Dataset records:
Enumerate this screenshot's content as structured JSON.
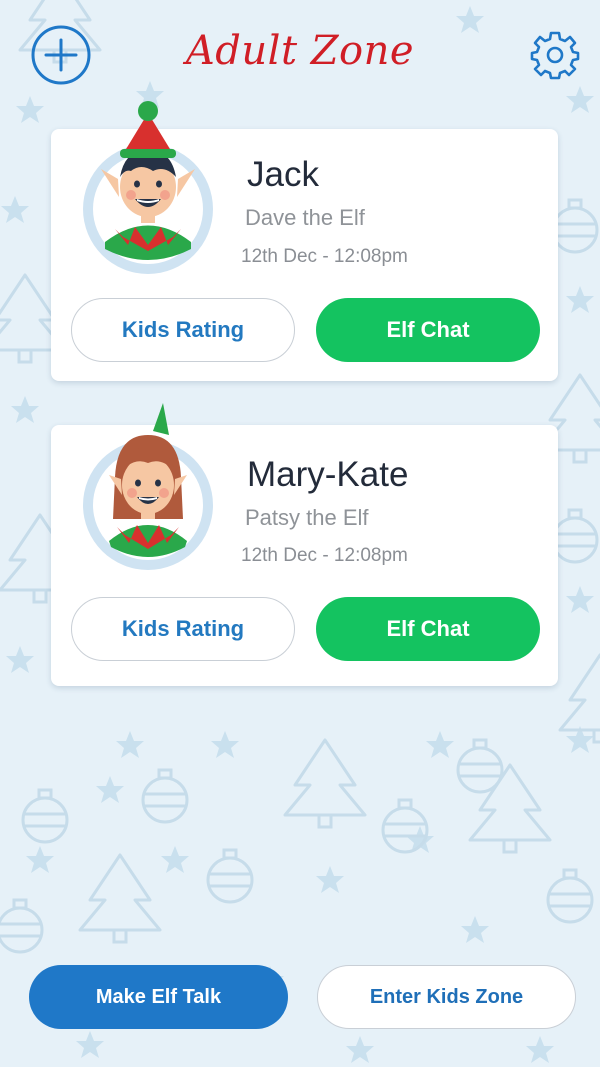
{
  "header": {
    "title": "Adult Zone",
    "add_icon": "plus-circle-icon",
    "settings_icon": "gear-icon"
  },
  "elves": [
    {
      "name": "Jack",
      "elf_name": "Dave the Elf",
      "date": "12th Dec - 12:08pm",
      "avatar": "boy-elf-avatar",
      "rating_label": "Kids Rating",
      "chat_label": "Elf Chat"
    },
    {
      "name": "Mary-Kate",
      "elf_name": "Patsy the Elf",
      "date": "12th Dec - 12:08pm",
      "avatar": "girl-elf-avatar",
      "rating_label": "Kids Rating",
      "chat_label": "Elf Chat"
    }
  ],
  "footer": {
    "primary_label": "Make Elf Talk",
    "secondary_label": "Enter Kids Zone"
  },
  "colors": {
    "title": "#d01e26",
    "accent_blue": "#1f78c8",
    "accent_green": "#14c360",
    "background": "#e6f1f8"
  }
}
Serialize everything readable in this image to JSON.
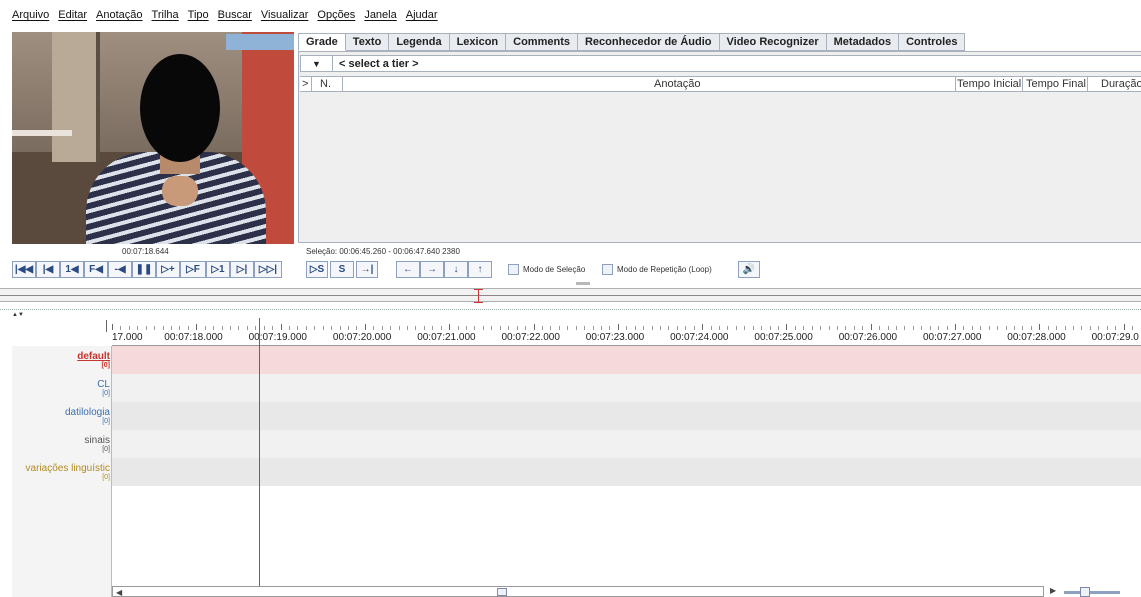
{
  "menu": [
    "Arquivo",
    "Editar",
    "Anotação",
    "Trilha",
    "Tipo",
    "Buscar",
    "Visualizar",
    "Opções",
    "Janela",
    "Ajudar"
  ],
  "tabs": [
    {
      "label": "Grade",
      "active": true
    },
    {
      "label": "Texto"
    },
    {
      "label": "Legenda"
    },
    {
      "label": "Lexicon"
    },
    {
      "label": "Comments"
    },
    {
      "label": "Reconhecedor de Áudio"
    },
    {
      "label": "Video Recognizer"
    },
    {
      "label": "Metadados"
    },
    {
      "label": "Controles"
    }
  ],
  "grid": {
    "tier_placeholder": "< select a tier >",
    "columns": {
      "arrow": ">",
      "n": "N.",
      "annotation": "Anotação",
      "start": "Tempo Inicial",
      "end": "Tempo Final",
      "duration": "Duração"
    }
  },
  "player": {
    "timecode": "00:07:18.644",
    "selection": "Seleção: 00:06:45.260 - 00:06:47.640  2380",
    "buttons": [
      "|◀◀",
      "|◀",
      "1◀",
      "F◀",
      "-◀",
      "❚❚",
      "▷+",
      "▷F",
      "▷1",
      "▷|",
      "▷▷|"
    ],
    "selection_buttons": [
      "▷S",
      "S",
      "→|"
    ],
    "nav_buttons": [
      "←",
      "→",
      "↓",
      "↑"
    ],
    "selection_mode": "Modo de Seleção",
    "loop_mode": "Modo de Repetição (Loop)",
    "speaker": "🔊"
  },
  "timeline": {
    "ruler_labels": [
      "17.000",
      "00:07:18.000",
      "00:07:19.000",
      "00:07:20.000",
      "00:07:21.000",
      "00:07:22.000",
      "00:07:23.000",
      "00:07:24.000",
      "00:07:25.000",
      "00:07:26.000",
      "00:07:27.000",
      "00:07:28.000",
      "00:07:29.0"
    ],
    "tiers": [
      {
        "name": "default",
        "count": "[0]",
        "color": "#c8342e",
        "bold": true,
        "row_color": "#f6dada"
      },
      {
        "name": "CL",
        "count": "[0]",
        "color": "#3a6fb0",
        "bold": false,
        "row_color": "#f1f1f1"
      },
      {
        "name": "datilologia",
        "count": "[0]",
        "color": "#3a6fb0",
        "bold": false,
        "row_color": "#e8e8e8"
      },
      {
        "name": "sinais",
        "count": "[0]",
        "color": "#555555",
        "bold": false,
        "row_color": "#f1f1f1"
      },
      {
        "name": "variações linguístic",
        "count": "[0]",
        "color": "#b08a20",
        "bold": false,
        "row_color": "#e8e8e8"
      }
    ]
  },
  "colors": {
    "accent": "#2b4a7f",
    "cursor": "#e03030"
  }
}
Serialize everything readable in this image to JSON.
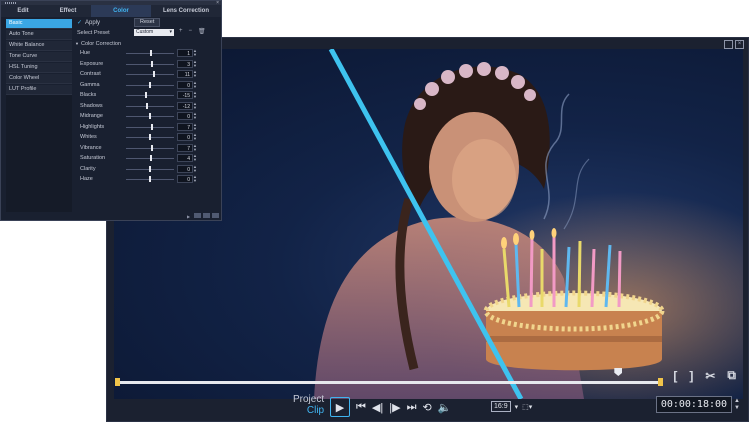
{
  "panel": {
    "tabs": [
      "Edit",
      "Effect",
      "Color",
      "Lens Correction"
    ],
    "active_tab": 2,
    "sidebar": [
      "Basic",
      "Auto Tone",
      "White Balance",
      "Tone Curve",
      "HSL Tuning",
      "Color Wheel",
      "LUT Profile"
    ],
    "active_item": 0,
    "apply_label": "Apply",
    "reset_label": "Reset",
    "preset_label": "Select Preset",
    "preset_value": "Custom",
    "section_label": "Color Correction",
    "sliders": [
      {
        "label": "Hue",
        "value": "1",
        "pos": 0.52
      },
      {
        "label": "Exposure",
        "value": "3",
        "pos": 0.54
      },
      {
        "label": "Contrast",
        "value": "11",
        "pos": 0.58
      },
      {
        "label": "Gamma",
        "value": "0",
        "pos": 0.5
      },
      {
        "label": "Blacks",
        "value": "-15",
        "pos": 0.42
      },
      {
        "label": "Shadows",
        "value": "-12",
        "pos": 0.44
      },
      {
        "label": "Midrange",
        "value": "0",
        "pos": 0.5
      },
      {
        "label": "Highlights",
        "value": "7",
        "pos": 0.54
      },
      {
        "label": "Whites",
        "value": "0",
        "pos": 0.5
      },
      {
        "label": "Vibrance",
        "value": "7",
        "pos": 0.54
      },
      {
        "label": "Saturation",
        "value": "4",
        "pos": 0.52
      },
      {
        "label": "Clarity",
        "value": "0",
        "pos": 0.5
      },
      {
        "label": "Haze",
        "value": "0",
        "pos": 0.5
      }
    ]
  },
  "player": {
    "project_label": "Project",
    "clip_label": "Clip",
    "aspect_ratio": "16:9",
    "timecode": "00:00:18:00",
    "playhead_position": 0.92,
    "accent_color": "#40b4f0",
    "marker_color": "#f0c44a"
  },
  "icons": {
    "transport": [
      "play-icon",
      "skip-start-icon",
      "prev-frame-icon",
      "next-frame-icon",
      "skip-end-icon",
      "repeat-icon",
      "volume-icon"
    ],
    "edit": [
      "mark-in-icon",
      "mark-out-icon",
      "split-icon",
      "snapshot-icon"
    ]
  }
}
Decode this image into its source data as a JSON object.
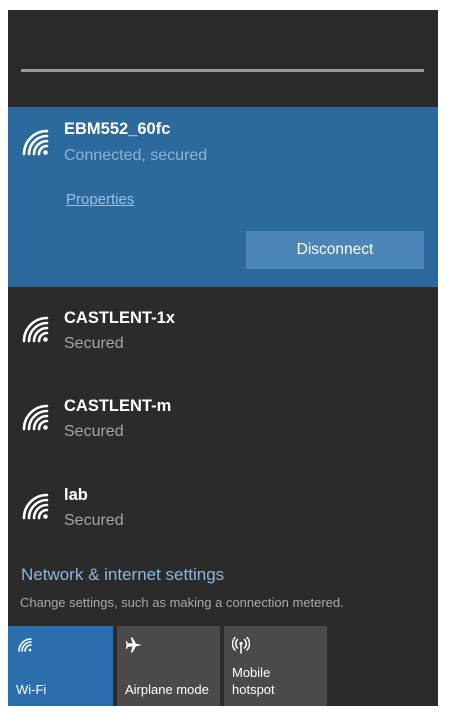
{
  "networks": [
    {
      "name": "EBM552_60fc",
      "status": "Connected, secured"
    },
    {
      "name": "CASTLENT-1x",
      "status": "Secured"
    },
    {
      "name": "CASTLENT-m",
      "status": "Secured"
    },
    {
      "name": "lab",
      "status": "Secured"
    }
  ],
  "connected": {
    "properties_label": "Properties",
    "disconnect_label": "Disconnect"
  },
  "settings": {
    "title": "Network & internet settings",
    "subtitle": "Change settings, such as making a connection metered."
  },
  "quick_actions": [
    {
      "label": "Wi-Fi",
      "icon": "wifi-icon",
      "active": true
    },
    {
      "label": "Airplane mode",
      "icon": "airplane-icon",
      "active": false
    },
    {
      "label": "Mobile hotspot",
      "icon": "mobile-hotspot-icon",
      "active": false
    }
  ],
  "colors": {
    "panel_bg": "#2b2b2b",
    "accent": "#2c6a9d",
    "link": "#8ab6de",
    "tile_active": "#2c6ead",
    "tile_inactive": "#4a4a4a"
  }
}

* [Problem requirements] Return every line containing "avatar".

* [Solution to this problem]
      "avatar": "boy-elf-avatar",
      "avatar": "girl-elf-avatar",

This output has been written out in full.